* Begin Task inputs *

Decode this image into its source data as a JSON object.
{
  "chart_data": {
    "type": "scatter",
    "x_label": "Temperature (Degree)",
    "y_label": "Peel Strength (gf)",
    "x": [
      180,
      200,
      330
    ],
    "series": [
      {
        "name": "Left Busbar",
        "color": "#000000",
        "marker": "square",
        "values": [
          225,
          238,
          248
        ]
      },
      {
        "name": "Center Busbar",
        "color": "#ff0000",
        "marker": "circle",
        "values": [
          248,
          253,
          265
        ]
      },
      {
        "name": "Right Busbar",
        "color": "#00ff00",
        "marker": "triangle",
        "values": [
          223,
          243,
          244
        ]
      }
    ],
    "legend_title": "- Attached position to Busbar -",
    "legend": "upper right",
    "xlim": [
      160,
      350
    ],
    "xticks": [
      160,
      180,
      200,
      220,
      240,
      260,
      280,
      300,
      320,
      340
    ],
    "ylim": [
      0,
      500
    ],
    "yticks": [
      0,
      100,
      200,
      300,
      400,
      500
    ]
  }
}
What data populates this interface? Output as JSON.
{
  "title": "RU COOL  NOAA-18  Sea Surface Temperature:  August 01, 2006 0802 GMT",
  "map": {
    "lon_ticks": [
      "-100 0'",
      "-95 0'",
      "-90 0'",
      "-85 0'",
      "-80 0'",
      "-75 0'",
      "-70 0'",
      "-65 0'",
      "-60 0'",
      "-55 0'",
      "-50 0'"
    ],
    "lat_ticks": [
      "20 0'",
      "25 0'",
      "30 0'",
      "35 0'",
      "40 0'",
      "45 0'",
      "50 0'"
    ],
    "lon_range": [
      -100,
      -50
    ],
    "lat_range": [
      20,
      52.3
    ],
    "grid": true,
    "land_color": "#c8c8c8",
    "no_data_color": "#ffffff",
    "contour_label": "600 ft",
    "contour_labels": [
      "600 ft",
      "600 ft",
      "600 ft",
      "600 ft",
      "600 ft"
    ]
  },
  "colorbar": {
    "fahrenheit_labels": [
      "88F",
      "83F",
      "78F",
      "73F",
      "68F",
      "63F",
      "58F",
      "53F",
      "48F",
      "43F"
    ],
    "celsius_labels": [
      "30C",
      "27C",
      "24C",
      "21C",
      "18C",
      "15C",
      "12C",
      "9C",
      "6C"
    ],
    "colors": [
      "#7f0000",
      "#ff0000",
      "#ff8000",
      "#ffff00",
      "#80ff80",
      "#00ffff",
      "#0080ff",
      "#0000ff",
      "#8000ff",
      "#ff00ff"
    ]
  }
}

* End Task inputs *

**Given exercise**. Reproduce the material above exactly; please quote every line of it.

**Answer in full**.
Decode this image into its source data as a JSON object.
{
  "chart_data": {
    "type": "scatter",
    "x_label": "Temperature (Degree)",
    "y_label": "Peel Strength (gf)",
    "x": [
      180,
      200,
      330
    ],
    "series": [
      {
        "name": "Left Busbar",
        "color": "#000000",
        "marker": "square",
        "values": [
          225,
          238,
          248
        ]
      },
      {
        "name": "Center Busbar",
        "color": "#ff0000",
        "marker": "circle",
        "values": [
          248,
          253,
          265
        ]
      },
      {
        "name": "Right Busbar",
        "color": "#00ff00",
        "marker": "triangle",
        "values": [
          223,
          243,
          244
        ]
      }
    ],
    "legend_title": "- Attached position to Busbar -",
    "legend": "upper right",
    "xlim": [
      160,
      350
    ],
    "xticks": [
      160,
      180,
      200,
      220,
      240,
      260,
      280,
      300,
      320,
      340
    ],
    "ylim": [
      0,
      500
    ],
    "yticks": [
      0,
      100,
      200,
      300,
      400,
      500
    ]
  }
}
What data populates this interface? Output as JSON.
{
  "title": "RU COOL  NOAA-18  Sea Surface Temperature:  August 01, 2006 0802 GMT",
  "map": {
    "lon_ticks": [
      "-100 0'",
      "-95 0'",
      "-90 0'",
      "-85 0'",
      "-80 0'",
      "-75 0'",
      "-70 0'",
      "-65 0'",
      "-60 0'",
      "-55 0'",
      "-50 0'"
    ],
    "lat_ticks": [
      "20 0'",
      "25 0'",
      "30 0'",
      "35 0'",
      "40 0'",
      "45 0'",
      "50 0'"
    ],
    "lon_range": [
      -100,
      -50
    ],
    "lat_range": [
      20,
      52.3
    ],
    "grid": true,
    "land_color": "#c8c8c8",
    "no_data_color": "#ffffff",
    "contour_label": "600 ft",
    "contour_labels": [
      "600 ft",
      "600 ft",
      "600 ft",
      "600 ft",
      "600 ft"
    ]
  },
  "colorbar": {
    "fahrenheit_labels": [
      "88F",
      "83F",
      "78F",
      "73F",
      "68F",
      "63F",
      "58F",
      "53F",
      "48F",
      "43F"
    ],
    "celsius_labels": [
      "30C",
      "27C",
      "24C",
      "21C",
      "18C",
      "15C",
      "12C",
      "9C",
      "6C"
    ],
    "colors": [
      "#7f0000",
      "#ff0000",
      "#ff8000",
      "#ffff00",
      "#80ff80",
      "#00ffff",
      "#0080ff",
      "#0000ff",
      "#8000ff",
      "#ff00ff"
    ]
  }
}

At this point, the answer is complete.